--- START WORKING DATA ---

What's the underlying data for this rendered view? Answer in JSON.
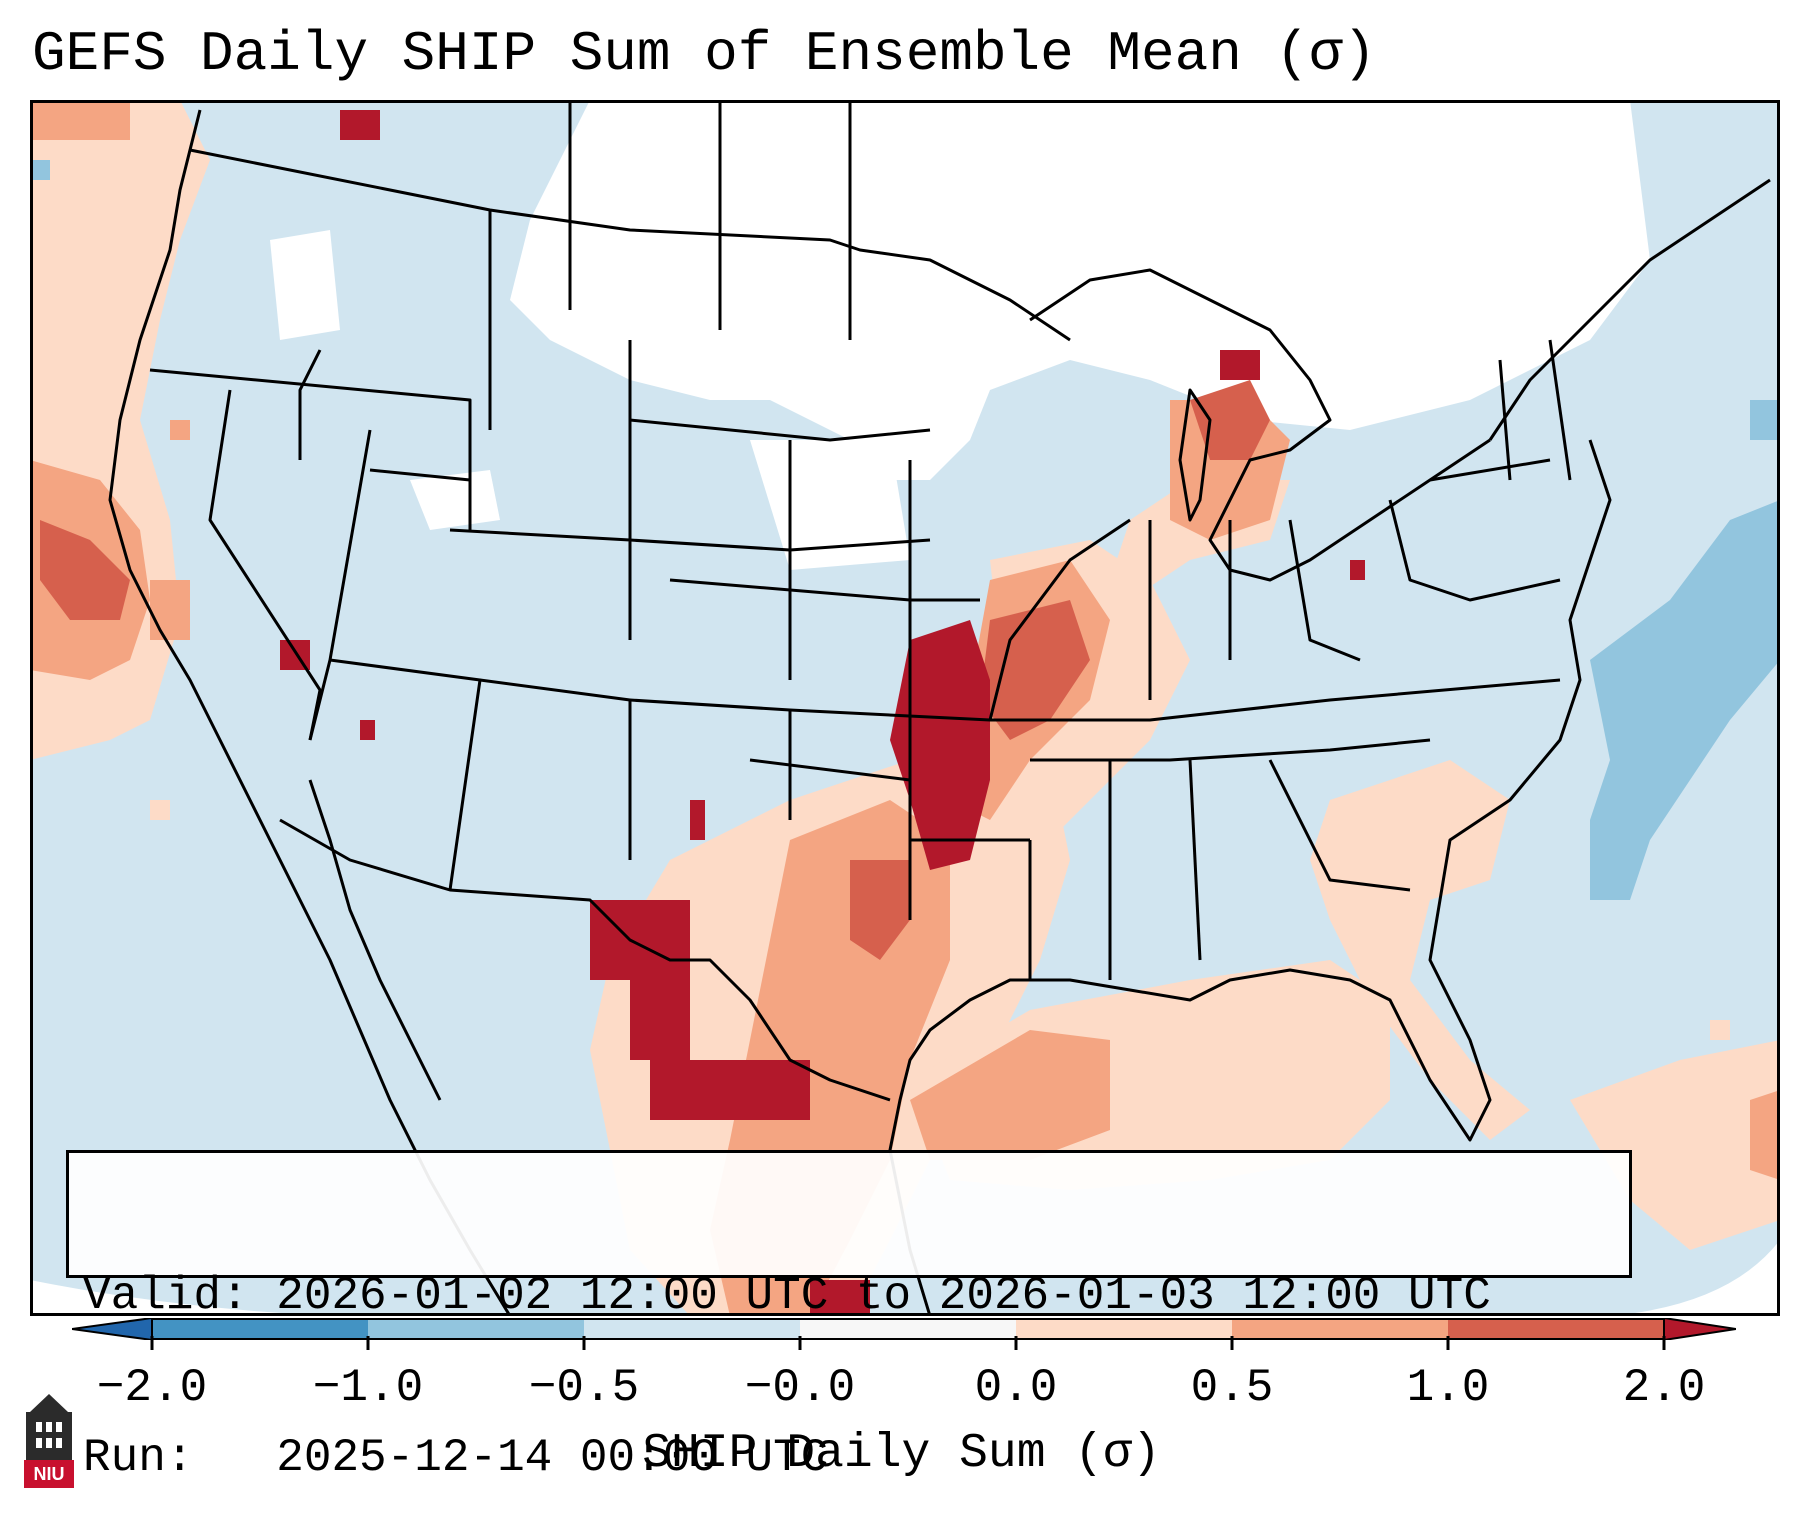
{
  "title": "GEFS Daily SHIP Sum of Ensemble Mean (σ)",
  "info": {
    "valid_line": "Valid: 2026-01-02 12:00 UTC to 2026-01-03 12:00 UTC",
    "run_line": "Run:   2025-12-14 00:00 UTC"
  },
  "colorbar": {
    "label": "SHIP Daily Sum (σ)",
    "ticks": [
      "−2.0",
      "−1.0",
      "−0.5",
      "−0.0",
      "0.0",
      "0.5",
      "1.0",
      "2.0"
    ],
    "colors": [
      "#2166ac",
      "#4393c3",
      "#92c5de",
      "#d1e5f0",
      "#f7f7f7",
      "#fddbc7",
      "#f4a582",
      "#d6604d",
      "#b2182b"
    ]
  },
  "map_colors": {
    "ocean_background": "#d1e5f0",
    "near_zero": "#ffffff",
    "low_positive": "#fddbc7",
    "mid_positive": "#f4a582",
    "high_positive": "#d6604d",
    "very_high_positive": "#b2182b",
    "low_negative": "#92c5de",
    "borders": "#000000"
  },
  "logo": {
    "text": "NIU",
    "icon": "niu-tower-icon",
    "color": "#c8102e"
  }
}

--- END WORKING DATA ---

Pictures in the records must not appear in the copy; transcribe everything else precisely.

-- OUTPUT BELOW --
What's the underlying data for this rendered view? Answer in JSON.
{
  "title": "GEFS Daily SHIP Sum of Ensemble Mean (σ)",
  "info": {
    "valid_line": "Valid: 2026-01-02 12:00 UTC to 2026-01-03 12:00 UTC",
    "run_line": "Run:   2025-12-14 00:00 UTC"
  },
  "colorbar": {
    "label": "SHIP Daily Sum (σ)",
    "ticks": [
      "−2.0",
      "−1.0",
      "−0.5",
      "−0.0",
      "0.0",
      "0.5",
      "1.0",
      "2.0"
    ],
    "colors": [
      "#2166ac",
      "#4393c3",
      "#92c5de",
      "#d1e5f0",
      "#f7f7f7",
      "#fddbc7",
      "#f4a582",
      "#d6604d",
      "#b2182b"
    ]
  },
  "map_colors": {
    "ocean_background": "#d1e5f0",
    "near_zero": "#ffffff",
    "low_positive": "#fddbc7",
    "mid_positive": "#f4a582",
    "high_positive": "#d6604d",
    "very_high_positive": "#b2182b",
    "low_negative": "#92c5de",
    "borders": "#000000"
  },
  "logo": {
    "text": "NIU",
    "icon": "niu-tower-icon",
    "color": "#c8102e"
  }
}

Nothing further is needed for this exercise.